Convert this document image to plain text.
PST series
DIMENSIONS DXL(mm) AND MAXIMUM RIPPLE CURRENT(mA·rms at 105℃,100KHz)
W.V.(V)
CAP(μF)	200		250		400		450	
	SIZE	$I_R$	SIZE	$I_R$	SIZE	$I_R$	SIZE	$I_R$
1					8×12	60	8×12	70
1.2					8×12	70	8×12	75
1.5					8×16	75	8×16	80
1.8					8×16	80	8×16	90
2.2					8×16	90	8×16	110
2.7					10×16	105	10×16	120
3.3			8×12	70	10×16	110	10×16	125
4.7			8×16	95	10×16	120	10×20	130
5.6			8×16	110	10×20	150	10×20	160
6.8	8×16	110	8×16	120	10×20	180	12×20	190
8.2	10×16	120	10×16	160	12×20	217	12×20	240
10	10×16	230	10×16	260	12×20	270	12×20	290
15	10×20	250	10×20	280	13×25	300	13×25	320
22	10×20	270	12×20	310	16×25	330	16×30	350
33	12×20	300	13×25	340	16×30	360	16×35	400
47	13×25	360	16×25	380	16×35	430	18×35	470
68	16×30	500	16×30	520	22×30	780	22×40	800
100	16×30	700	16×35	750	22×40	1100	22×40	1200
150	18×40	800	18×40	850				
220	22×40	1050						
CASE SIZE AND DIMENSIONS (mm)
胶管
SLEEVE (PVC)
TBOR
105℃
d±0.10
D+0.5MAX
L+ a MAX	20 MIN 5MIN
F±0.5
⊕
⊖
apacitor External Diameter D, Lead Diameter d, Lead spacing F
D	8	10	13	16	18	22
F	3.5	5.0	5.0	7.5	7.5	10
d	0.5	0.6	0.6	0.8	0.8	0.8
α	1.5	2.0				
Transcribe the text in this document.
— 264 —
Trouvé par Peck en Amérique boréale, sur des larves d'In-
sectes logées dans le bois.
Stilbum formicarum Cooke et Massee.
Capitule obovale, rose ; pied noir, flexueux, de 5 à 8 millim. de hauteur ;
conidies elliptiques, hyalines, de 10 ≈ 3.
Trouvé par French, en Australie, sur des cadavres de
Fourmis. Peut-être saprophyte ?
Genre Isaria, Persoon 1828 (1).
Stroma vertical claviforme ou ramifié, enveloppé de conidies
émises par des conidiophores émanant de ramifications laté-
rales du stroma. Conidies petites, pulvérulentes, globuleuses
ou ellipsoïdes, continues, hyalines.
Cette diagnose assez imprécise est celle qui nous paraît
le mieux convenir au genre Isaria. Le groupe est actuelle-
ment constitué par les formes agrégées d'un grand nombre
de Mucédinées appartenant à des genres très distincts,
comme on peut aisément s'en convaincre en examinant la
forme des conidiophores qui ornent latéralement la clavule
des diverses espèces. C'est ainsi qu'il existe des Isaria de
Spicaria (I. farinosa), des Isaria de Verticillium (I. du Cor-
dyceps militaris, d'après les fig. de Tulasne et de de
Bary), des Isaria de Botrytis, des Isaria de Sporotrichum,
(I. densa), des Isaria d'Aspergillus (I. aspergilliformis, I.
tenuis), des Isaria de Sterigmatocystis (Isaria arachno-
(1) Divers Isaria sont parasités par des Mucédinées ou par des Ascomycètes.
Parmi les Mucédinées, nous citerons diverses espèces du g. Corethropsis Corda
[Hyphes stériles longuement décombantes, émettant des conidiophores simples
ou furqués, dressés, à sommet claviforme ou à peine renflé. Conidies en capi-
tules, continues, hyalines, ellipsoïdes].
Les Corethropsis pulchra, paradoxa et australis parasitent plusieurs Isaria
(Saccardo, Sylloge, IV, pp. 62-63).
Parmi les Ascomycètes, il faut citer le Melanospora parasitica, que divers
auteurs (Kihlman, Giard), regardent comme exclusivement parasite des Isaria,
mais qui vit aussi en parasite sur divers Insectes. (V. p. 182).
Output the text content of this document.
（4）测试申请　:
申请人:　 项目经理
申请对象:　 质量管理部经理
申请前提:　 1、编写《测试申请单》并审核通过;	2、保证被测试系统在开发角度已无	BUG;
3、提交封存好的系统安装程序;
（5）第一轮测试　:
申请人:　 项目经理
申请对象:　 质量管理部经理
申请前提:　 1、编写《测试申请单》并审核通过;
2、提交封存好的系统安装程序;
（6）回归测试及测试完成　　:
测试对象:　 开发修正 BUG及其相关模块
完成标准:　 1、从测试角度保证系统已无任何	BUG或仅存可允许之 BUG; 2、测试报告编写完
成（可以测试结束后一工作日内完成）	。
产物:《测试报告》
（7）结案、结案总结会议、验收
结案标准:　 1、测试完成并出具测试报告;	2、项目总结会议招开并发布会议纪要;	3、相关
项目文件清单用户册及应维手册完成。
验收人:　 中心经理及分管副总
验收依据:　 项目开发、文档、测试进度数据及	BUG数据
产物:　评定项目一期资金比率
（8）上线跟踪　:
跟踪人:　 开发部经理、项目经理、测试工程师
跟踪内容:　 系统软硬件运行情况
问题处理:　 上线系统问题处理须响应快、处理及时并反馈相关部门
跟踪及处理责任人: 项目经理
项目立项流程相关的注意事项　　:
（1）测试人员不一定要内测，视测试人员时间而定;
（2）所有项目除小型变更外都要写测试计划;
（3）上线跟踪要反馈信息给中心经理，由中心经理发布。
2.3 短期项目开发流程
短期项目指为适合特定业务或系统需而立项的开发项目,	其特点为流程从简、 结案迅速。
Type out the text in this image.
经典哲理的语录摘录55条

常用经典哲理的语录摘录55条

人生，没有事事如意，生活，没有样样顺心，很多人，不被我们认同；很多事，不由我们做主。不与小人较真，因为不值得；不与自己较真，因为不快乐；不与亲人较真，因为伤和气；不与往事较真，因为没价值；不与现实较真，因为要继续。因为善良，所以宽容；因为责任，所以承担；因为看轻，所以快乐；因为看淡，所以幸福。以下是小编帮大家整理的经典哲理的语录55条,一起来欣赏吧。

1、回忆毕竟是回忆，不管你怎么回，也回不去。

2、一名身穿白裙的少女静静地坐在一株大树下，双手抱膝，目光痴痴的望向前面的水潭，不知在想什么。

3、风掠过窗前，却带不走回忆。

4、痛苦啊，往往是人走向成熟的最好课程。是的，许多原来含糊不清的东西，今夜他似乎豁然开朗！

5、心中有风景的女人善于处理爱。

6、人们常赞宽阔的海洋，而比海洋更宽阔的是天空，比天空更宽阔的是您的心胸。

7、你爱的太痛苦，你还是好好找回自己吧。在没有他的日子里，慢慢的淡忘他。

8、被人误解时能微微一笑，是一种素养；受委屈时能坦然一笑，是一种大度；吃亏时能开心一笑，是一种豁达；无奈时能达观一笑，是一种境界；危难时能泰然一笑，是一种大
:::::
--- Given task ---
Lines holding the word "申请前提" in the entries above are the ones to pull out. Copy them all.

--- Correct result ---
申请前提:　 1、编写《测试申请单》并审核通过;	2、保证被测试系统在开发角度已无	BUG;
申请前提:　 1、编写《测试申请单》并审核通过;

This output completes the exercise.